* **Stored entries**:
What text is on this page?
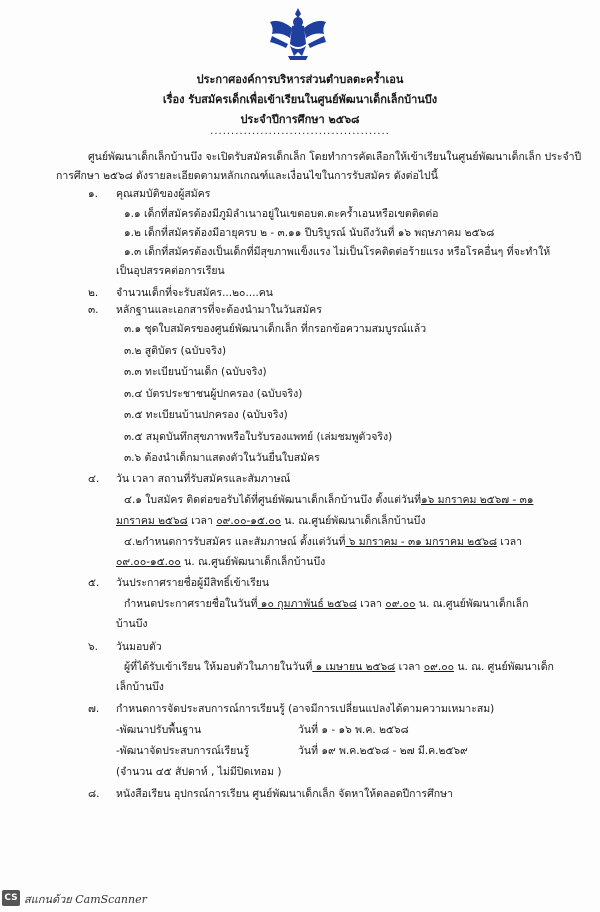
ประกาศองค์การบริหารส่วนตำบลตะคร้ำเอน
เรื่อง รับสมัครเด็กเพื่อเข้าเรียนในศูนย์พัฒนาเด็กเล็กบ้านบึง
ประจำปีการศึกษา ๒๕๖๘
...........................................
ศูนย์พัฒนาเด็กเล็กบ้านบึง จะเปิดรับสมัครเด็กเล็ก โดยทำการคัดเลือกให้เข้าเรียนในศูนย์พัฒนาเด็กเล็ก ประจำปี
การศึกษา ๒๕๖๘ ดังรายละเอียดตามหลักเกณฑ์และเงื่อนไขในการรับสมัคร ดังต่อไปนี้
๑. คุณสมบัติของผู้สมัคร
๑.๑ เด็กที่สมัครต้องมีภูมิลำเนาอยู่ในเขตอบต.ตะคร้ำเอนหรือเขตติดต่อ
๑.๒ เด็กที่สมัครต้องมีอายุครบ ๒ - ๓.๑๑ ปีบริบูรณ์ นับถึงวันที่ ๑๖ พฤษภาคม ๒๕๖๘
๑.๓ เด็กที่สมัครต้องเป็นเด็กที่มีสุขภาพแข็งแรง ไม่เป็นโรคติดต่อร้ายแรง หรือโรคอื่นๆ ที่จะทำให้
เป็นอุปสรรคต่อการเรียน
๒. จำนวนเด็กที่จะรับสมัคร...๒๐....คน
๓. หลักฐานและเอกสารที่จะต้องนำมาในวันสมัคร
๓.๑ ชุดใบสมัครของศูนย์พัฒนาเด็กเล็ก ที่กรอกข้อความสมบูรณ์แล้ว
๓.๒ สูติบัตร (ฉบับจริง)
๓.๓ ทะเบียนบ้านเด็ก (ฉบับจริง)
๓.๔ บัตรประชาชนผู้ปกครอง (ฉบับจริง)
๓.๕ ทะเบียนบ้านปกครอง (ฉบับจริง)
๓.๕ สมุดบันทึกสุขภาพหรือใบรับรองแพทย์ (เล่มชมพูตัวจริง)
๓.๖ ต้องนำเด็กมาแสดงตัวในวันยื่นใบสมัคร
๔. วัน เวลา สถานที่รับสมัครและสัมภาษณ์
๔.๑ ใบสมัคร ติดต่อขอรับได้ที่ศูนย์พัฒนาเด็กเล็กบ้านบึง ตั้งแต่วันที่๑๖ มกราคม ๒๕๖๗ - ๓๑
มกราคม ๒๕๖๘ เวลา ๐๙.๐๐-๑๕.๐๐ น. ณ.ศูนย์พัฒนาเด็กเล็กบ้านบึง
๔.๒กำหนดการรับสมัคร และสัมภาษณ์ ตั้งแต่วันที่ ๖ มกราคม - ๓๑ มกราคม ๒๕๖๘ เวลา
๐๙.๐๐-๑๕.๐๐ น. ณ.ศูนย์พัฒนาเด็กเล็กบ้านบึง
๕. วันประกาศรายชื่อผู้มีสิทธิ์เข้าเรียน
กำหนดประกาศรายชื่อในวันที่ ๑๐ กุมภาพันธ์ ๒๕๖๘ เวลา ๐๙.๐๐ น. ณ.ศูนย์พัฒนาเด็กเล็ก
บ้านบึง
๖. วันมอบตัว
ผู้ที่ได้รับเข้าเรียน ให้มอบตัวในภายในวันที่ ๑ เมษายน ๒๕๖๘ เวลา ๐๙.๐๐ น. ณ. ศูนย์พัฒนาเด็ก
เล็กบ้านบึง
๗. กำหนดการจัดประสบการณ์การเรียนรู้ (อาจมีการเปลี่ยนแปลงได้ตามความเหมาะสม)
-พัฒนาปรับพื้นฐาน	วันที่ ๑ - ๑๖ พ.ค. ๒๕๖๘
-พัฒนาจัดประสบการณ์เรียนรู้	วันที่ ๑๙ พ.ค.๒๕๖๘ - ๒๗ มี.ค.๒๕๖๙
(จำนวน ๔๕ สัปดาห์ , ไม่มีปิดเทอม )
๘. หนังสือเรียน อุปกรณ์การเรียน ศูนย์พัฒนาเด็กเล็ก จัดหาให้ตลอดปีการศึกษา
CS สแกนด้วย CamScanner
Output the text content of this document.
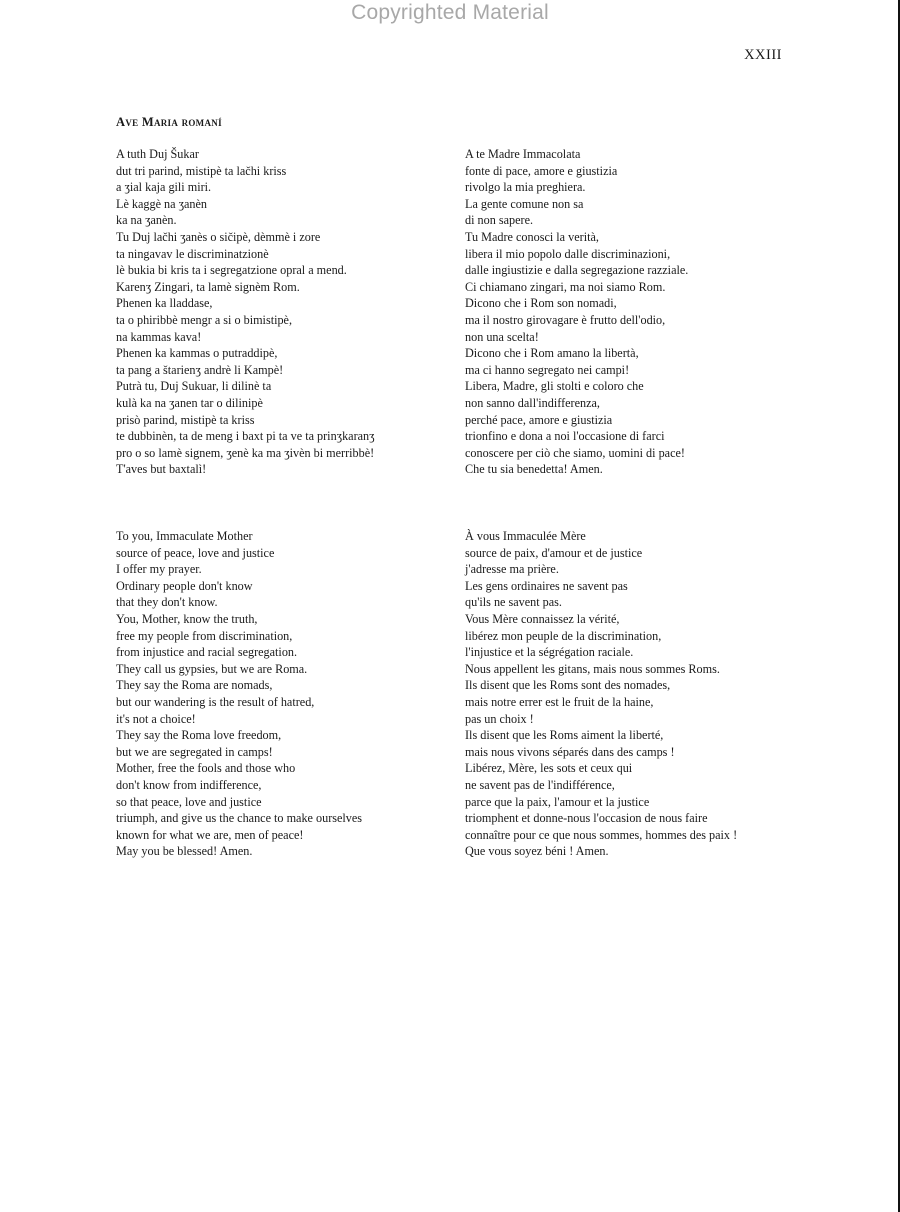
Copyrighted Material
XXIII
Ave Maria romaní
A tuth Duj Šukar
dut tri parind, mistipè ta lačhi kriss
a ʒial kaja gili miri.
Lè kaggè na ʒanèn
ka na ʒanèn.
Tu Duj lačhi ʒanès o sičipè, dèmmè i zore
ta ningavav le discriminatzionè
lè bukia bi kris ta i segregatzione opral a mend.
Karenʒ Zingari, ta lamè signèm Rom.
Phenen ka lladdase,
ta o phiribbè mengr a si o bimistipè,
na kammas kava!
Phenen ka kammas o putraddipè,
ta pang a štarienʒ andrè li Kampè!
Putrà tu, Duj Sukuar, li dilinè ta
kulà ka na ʒanen tar o dilinipè
prisò parind, mistipè ta kriss
te dubbinèn, ta de meng i baxt pi ta ve ta prinʒkaranʒ
pro o so lamè signem, ʒenè ka ma ʒivèn bi merribbè!
T'aves but baxtalì!
A te Madre Immacolata
fonte di pace, amore e giustizia
rivolgo la mia preghiera.
La gente comune non sa
di non sapere.
Tu Madre conosci la verità,
libera il mio popolo dalle discriminazioni,
dalle ingiustizie e dalla segregazione razziale.
Ci chiamano zingari, ma noi siamo Rom.
Dicono che i Rom son nomadi,
ma il nostro girovagare è frutto dell'odio,
non una scelta!
Dicono che i Rom amano la libertà,
ma ci hanno segregato nei campi!
Libera, Madre, gli stolti e coloro che
non sanno dall'indifferenza,
perché pace, amore e giustizia
trionfino e dona a noi l'occasione di farci
conoscere per ciò che siamo, uomini di pace!
Che tu sia benedetta! Amen.
To you, Immaculate Mother
source of peace, love and justice
I offer my prayer.
Ordinary people don't know
that they don't know.
You, Mother, know the truth,
free my people from discrimination,
from injustice and racial segregation.
They call us gypsies, but we are Roma.
They say the Roma are nomads,
but our wandering is the result of hatred,
it's not a choice!
They say the Roma love freedom,
but we are segregated in camps!
Mother, free the fools and those who
don't know from indifference,
so that peace, love and justice
triumph, and give us the chance to make ourselves
known for what we are, men of peace!
May you be blessed! Amen.
À vous Immaculée Mère
source de paix, d'amour et de justice
j'adresse ma prière.
Les gens ordinaires ne savent pas
qu'ils ne savent pas.
Vous Mère connaissez la vérité,
libérez mon peuple de la discrimination,
l'injustice et la ségrégation raciale.
Nous appellent les gitans, mais nous sommes Roms.
Ils disent que les Roms sont des nomades,
mais notre errer est le fruit de la haine,
pas un choix !
Ils disent que les Roms aiment la liberté,
mais nous vivons séparés dans des camps !
Libérez, Mère, les sots et ceux qui
ne savent pas de l'indifférence,
parce que la paix, l'amour et la justice
triomphent et donne-nous l'occasion de nous faire
connaître pour ce que nous sommes, hommes des paix !
Que vous soyez béni ! Amen.
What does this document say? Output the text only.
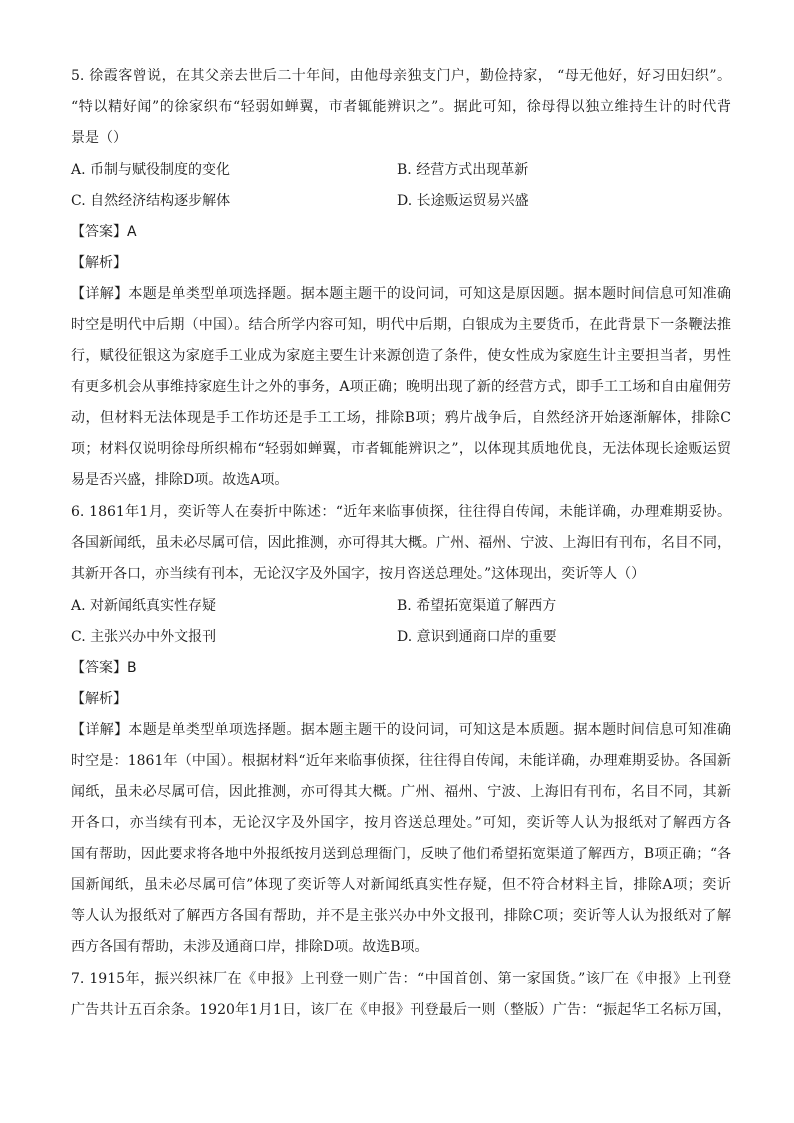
5. 徐霞客曾说，在其父亲去世后二十年间，由他母亲独支门户，勤俭持家， “母无他好，好习田妇织”。
“特以精好闻”的徐家织布“轻弱如蝉翼，市者辄能辨识之”。据此可知，徐母得以独立维持生计的时代背
景是（）
A. 币制与赋役制度的变化	B. 经营方式出现革新
C. 自然经济结构逐步解体	D. 长途贩运贸易兴盛
【答案】A
【解析】
【详解】本题是单类型单项选择题。据本题主题干的设问词，可知这是原因题。据本题时间信息可知准确
时空是明代中后期（中国）。结合所学内容可知，明代中后期，白银成为主要货币，在此背景下一条鞭法推
行，赋役征银这为家庭手工业成为家庭主要生计来源创造了条件，使女性成为家庭生计主要担当者，男性
有更多机会从事维持家庭生计之外的事务，A项正确；晚明出现了新的经营方式，即手工工场和自由雇佣劳
动，但材料无法体现是手工作坊还是手工工场，排除B项；鸦片战争后，自然经济开始逐渐解体，排除C
项；材料仅说明徐母所织棉布“轻弱如蝉翼，市者辄能辨识之”，以体现其质地优良，无法体现长途贩运贸
易是否兴盛，排除D项。故选A项。
6. 1861年1月，奕䜣等人在奏折中陈述：“近年来临事侦探，往往得自传闻，未能详确，办理难期妥协。
各国新闻纸，虽未必尽属可信，因此推测，亦可得其大概。广州、福州、宁波、上海旧有刊布，名目不同，
其新开各口，亦当续有刊本，无论汉字及外国字，按月咨送总理处。”这体现出，奕䜣等人（）
A. 对新闻纸真实性存疑	B. 希望拓宽渠道了解西方
C. 主张兴办中外文报刊	D. 意识到通商口岸的重要
【答案】B
【解析】
【详解】本题是单类型单项选择题。据本题主题干的设问词，可知这是本质题。据本题时间信息可知准确
时空是：1861年（中国）。根据材料“近年来临事侦探，往往得自传闻，未能详确，办理难期妥协。各国新
闻纸，虽未必尽属可信，因此推测，亦可得其大概。广州、福州、宁波、上海旧有刊布，名目不同，其新
开各口，亦当续有刊本，无论汉字及外国字，按月咨送总理处。”可知，奕䜣等人认为报纸对了解西方各
国有帮助，因此要求将各地中外报纸按月送到总理衙门，反映了他们希望拓宽渠道了解西方，B项正确；“各
国新闻纸，虽未必尽属可信”体现了奕䜣等人对新闻纸真实性存疑，但不符合材料主旨，排除A项；奕䜣
等人认为报纸对了解西方各国有帮助，并不是主张兴办中外文报刊，排除C项；奕䜣等人认为报纸对了解
西方各国有帮助，未涉及通商口岸，排除D项。故选B项。
7. 1915年，振兴织袜厂在《申报》上刊登一则广告：“中国首创、第一家国货。”该厂在《申报》上刊登
广告共计五百余条。1920年1月1日，该厂在《申报》刊登最后一则（整版）广告：“振起华工名标万国，
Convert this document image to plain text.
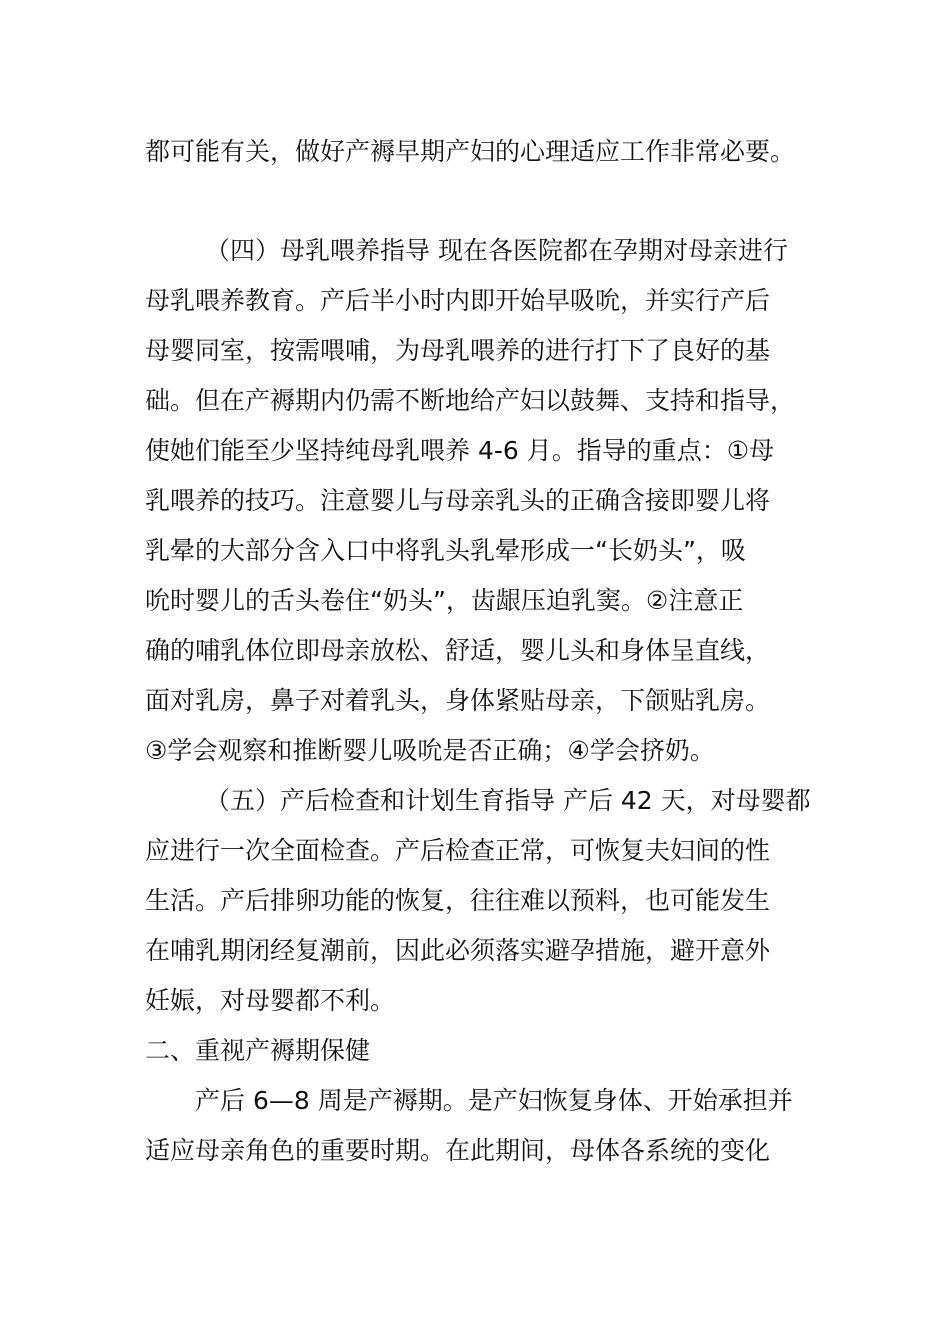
都可能有关，做好产褥早期产妇的心理适应工作非常必要。
（四）母乳喂养指导 现在各医院都在孕期对母亲进行
母乳喂养教育。产后半小时内即开始早吸吮，并实行产后
母婴同室，按需喂哺，为母乳喂养的进行打下了良好的基
础。但在产褥期内仍需不断地给产妇以鼓舞、支持和指导，
使她们能至少坚持纯母乳喂养 4-6 月。指导的重点：①母
乳喂养的技巧。注意婴儿与母亲乳头的正确含接即婴儿将
乳晕的大部分含入口中将乳头乳晕形成一“长奶头”，吸
吮时婴儿的舌头卷住“奶头”，齿龈压迫乳窦。②注意正
确的哺乳体位即母亲放松、舒适，婴儿头和身体呈直线，
面对乳房，鼻子对着乳头，身体紧贴母亲，下颌贴乳房。
③学会观察和推断婴儿吸吮是否正确；④学会挤奶。
（五）产后检查和计划生育指导 产后 42 天，对母婴都
应进行一次全面检查。产后检查正常，可恢复夫妇间的性
生活。产后排卵功能的恢复，往往难以预料，也可能发生
在哺乳期闭经复潮前，因此必须落实避孕措施，避开意外
妊娠，对母婴都不利。
二、重视产褥期保健
产后 6—8 周是产褥期。是产妇恢复身体、开始承担并
适应母亲角色的重要时期。在此期间，母体各系统的变化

* **Problem description**:
Beginning with the line that holds "Convert this document image to plain text.", output each line to the end of the material above, exactly, omitting the pictures.

* **Solution to the problem**:
Convert this document image to plain text.
都可能有关，做好产褥早期产妇的心理适应工作非常必要。
（四）母乳喂养指导 现在各医院都在孕期对母亲进行
母乳喂养教育。产后半小时内即开始早吸吮，并实行产后
母婴同室，按需喂哺，为母乳喂养的进行打下了良好的基
础。但在产褥期内仍需不断地给产妇以鼓舞、支持和指导，
使她们能至少坚持纯母乳喂养 4-6 月。指导的重点：①母
乳喂养的技巧。注意婴儿与母亲乳头的正确含接即婴儿将
乳晕的大部分含入口中将乳头乳晕形成一“长奶头”，吸
吮时婴儿的舌头卷住“奶头”，齿龈压迫乳窦。②注意正
确的哺乳体位即母亲放松、舒适，婴儿头和身体呈直线，
面对乳房，鼻子对着乳头，身体紧贴母亲，下颌贴乳房。
③学会观察和推断婴儿吸吮是否正确；④学会挤奶。
（五）产后检查和计划生育指导 产后 42 天，对母婴都
应进行一次全面检查。产后检查正常，可恢复夫妇间的性
生活。产后排卵功能的恢复，往往难以预料，也可能发生
在哺乳期闭经复潮前，因此必须落实避孕措施，避开意外
妊娠，对母婴都不利。
二、重视产褥期保健
产后 6—8 周是产褥期。是产妇恢复身体、开始承担并
适应母亲角色的重要时期。在此期间，母体各系统的变化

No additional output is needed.